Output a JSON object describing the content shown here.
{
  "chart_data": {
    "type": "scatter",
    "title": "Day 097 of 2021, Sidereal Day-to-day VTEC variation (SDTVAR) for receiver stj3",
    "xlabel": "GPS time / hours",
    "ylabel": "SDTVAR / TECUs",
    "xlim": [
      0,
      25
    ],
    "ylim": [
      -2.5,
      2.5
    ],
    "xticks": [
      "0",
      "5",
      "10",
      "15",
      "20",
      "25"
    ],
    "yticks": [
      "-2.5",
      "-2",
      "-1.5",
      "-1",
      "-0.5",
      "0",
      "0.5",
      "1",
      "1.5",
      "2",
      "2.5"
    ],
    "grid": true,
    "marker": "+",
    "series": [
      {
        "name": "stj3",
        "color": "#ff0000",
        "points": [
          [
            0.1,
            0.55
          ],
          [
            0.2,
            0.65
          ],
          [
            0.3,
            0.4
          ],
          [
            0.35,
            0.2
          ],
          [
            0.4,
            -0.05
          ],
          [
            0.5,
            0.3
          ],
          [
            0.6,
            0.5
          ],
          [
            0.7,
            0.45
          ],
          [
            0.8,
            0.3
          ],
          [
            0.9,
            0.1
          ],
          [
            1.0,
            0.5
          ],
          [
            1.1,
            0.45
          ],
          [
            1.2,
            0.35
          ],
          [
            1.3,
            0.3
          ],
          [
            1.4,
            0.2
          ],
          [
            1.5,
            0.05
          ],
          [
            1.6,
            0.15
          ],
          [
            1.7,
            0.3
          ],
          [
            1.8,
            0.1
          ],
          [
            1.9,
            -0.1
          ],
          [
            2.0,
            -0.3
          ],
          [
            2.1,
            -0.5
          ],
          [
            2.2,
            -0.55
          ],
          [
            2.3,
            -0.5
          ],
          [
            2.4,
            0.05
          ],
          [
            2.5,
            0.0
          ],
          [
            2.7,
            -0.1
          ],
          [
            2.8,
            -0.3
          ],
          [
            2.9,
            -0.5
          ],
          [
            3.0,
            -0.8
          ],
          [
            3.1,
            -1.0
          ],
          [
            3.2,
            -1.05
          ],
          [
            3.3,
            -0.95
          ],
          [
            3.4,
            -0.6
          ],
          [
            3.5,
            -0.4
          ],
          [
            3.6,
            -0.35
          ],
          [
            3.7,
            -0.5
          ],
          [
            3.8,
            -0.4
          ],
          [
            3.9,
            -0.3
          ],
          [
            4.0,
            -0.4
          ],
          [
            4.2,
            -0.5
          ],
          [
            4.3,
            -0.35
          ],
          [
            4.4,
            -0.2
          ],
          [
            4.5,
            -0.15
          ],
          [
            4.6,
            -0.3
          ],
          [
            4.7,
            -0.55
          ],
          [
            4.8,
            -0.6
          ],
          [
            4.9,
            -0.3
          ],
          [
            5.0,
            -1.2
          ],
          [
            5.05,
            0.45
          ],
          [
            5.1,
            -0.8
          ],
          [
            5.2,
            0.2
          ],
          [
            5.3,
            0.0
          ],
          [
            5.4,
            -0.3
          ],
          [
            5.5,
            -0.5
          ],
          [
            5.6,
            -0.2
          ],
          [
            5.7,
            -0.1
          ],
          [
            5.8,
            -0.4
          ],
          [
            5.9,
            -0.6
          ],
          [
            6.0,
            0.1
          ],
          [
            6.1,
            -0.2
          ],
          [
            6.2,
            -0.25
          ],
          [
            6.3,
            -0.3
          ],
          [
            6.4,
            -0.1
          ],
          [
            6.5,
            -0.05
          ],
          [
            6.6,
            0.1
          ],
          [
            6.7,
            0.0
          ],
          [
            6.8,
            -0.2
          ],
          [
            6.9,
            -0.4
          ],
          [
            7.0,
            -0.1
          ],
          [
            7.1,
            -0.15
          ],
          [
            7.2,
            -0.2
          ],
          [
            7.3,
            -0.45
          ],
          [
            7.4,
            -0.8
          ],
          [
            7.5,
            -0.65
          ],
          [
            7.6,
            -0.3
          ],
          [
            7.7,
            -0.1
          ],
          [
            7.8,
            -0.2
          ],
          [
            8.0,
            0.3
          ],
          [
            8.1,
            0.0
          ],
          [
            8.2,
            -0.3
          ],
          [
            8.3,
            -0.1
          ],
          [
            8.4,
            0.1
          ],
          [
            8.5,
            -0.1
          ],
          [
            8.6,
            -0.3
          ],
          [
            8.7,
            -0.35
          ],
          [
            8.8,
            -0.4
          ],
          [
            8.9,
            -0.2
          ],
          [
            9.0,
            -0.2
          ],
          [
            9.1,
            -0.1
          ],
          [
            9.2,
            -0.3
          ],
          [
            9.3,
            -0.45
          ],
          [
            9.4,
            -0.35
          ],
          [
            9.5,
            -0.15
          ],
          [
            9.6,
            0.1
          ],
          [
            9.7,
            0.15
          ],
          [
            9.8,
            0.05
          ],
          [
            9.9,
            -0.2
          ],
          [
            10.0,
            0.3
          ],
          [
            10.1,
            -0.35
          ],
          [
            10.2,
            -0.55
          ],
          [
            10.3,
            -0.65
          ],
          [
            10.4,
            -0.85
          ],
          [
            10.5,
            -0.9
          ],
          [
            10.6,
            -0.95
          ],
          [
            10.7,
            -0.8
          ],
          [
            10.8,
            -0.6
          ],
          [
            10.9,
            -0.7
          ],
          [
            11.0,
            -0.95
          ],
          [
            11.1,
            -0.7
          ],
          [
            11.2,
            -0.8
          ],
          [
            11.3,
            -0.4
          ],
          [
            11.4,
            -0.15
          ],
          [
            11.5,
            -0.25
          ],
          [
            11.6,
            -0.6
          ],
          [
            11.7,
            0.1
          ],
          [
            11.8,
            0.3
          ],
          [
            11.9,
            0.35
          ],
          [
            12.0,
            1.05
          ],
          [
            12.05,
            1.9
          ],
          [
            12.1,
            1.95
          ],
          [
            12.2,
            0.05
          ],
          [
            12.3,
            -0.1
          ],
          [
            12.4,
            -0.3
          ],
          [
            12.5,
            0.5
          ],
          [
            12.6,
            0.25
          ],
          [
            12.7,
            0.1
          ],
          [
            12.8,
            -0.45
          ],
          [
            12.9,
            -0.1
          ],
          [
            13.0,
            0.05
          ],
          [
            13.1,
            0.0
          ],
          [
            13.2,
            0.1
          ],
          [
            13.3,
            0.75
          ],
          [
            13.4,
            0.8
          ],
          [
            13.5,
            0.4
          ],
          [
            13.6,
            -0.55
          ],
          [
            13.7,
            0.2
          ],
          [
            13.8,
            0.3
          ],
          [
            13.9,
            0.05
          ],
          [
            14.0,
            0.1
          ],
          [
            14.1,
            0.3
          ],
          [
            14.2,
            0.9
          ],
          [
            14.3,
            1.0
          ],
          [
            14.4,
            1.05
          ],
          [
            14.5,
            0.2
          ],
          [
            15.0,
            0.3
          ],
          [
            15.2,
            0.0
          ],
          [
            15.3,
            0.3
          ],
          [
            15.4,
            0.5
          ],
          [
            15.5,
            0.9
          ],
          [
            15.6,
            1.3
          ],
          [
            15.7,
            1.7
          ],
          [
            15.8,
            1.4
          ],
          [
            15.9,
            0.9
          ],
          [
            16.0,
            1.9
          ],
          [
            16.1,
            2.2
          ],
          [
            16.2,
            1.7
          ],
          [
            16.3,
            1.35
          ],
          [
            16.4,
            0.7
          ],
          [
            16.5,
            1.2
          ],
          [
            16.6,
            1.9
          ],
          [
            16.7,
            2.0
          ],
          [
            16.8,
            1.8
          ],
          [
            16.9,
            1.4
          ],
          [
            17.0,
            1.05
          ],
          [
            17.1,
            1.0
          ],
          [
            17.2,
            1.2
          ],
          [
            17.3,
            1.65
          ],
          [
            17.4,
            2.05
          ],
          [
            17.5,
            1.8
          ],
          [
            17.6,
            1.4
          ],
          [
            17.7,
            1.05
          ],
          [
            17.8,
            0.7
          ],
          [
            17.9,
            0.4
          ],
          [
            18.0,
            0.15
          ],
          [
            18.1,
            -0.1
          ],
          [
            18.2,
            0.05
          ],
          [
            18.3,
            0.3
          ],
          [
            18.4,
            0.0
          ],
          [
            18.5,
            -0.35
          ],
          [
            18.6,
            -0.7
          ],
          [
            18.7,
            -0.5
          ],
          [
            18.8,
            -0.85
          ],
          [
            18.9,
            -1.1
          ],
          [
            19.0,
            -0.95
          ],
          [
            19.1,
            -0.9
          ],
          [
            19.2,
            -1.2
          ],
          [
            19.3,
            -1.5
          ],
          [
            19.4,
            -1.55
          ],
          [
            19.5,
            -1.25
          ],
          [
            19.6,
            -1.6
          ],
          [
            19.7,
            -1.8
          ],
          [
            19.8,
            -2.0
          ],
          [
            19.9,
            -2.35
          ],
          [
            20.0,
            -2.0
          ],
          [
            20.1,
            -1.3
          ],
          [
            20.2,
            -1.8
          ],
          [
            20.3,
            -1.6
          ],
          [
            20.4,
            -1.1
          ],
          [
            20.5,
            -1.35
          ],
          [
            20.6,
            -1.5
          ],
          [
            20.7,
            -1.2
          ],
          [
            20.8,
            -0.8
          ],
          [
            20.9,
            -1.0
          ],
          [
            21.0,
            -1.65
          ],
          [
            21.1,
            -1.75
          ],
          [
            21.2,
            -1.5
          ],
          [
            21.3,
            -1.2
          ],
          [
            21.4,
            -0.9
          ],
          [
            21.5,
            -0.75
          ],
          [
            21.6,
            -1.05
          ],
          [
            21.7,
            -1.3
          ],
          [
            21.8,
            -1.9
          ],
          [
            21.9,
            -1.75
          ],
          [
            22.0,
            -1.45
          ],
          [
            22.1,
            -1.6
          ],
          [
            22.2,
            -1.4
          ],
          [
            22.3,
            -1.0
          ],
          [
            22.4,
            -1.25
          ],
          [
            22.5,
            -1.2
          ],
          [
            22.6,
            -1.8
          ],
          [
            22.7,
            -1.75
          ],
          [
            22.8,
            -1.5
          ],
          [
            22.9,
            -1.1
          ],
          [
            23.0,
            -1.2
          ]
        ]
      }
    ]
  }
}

Exercise details -
Your task is to gather all lines from the entries above that hold the word "SDTVAR".

Finished task -
    "title": "Day 097 of 2021, Sidereal Day-to-day VTEC variation (SDTVAR) for receiver stj3",
    "ylabel": "SDTVAR / TECUs",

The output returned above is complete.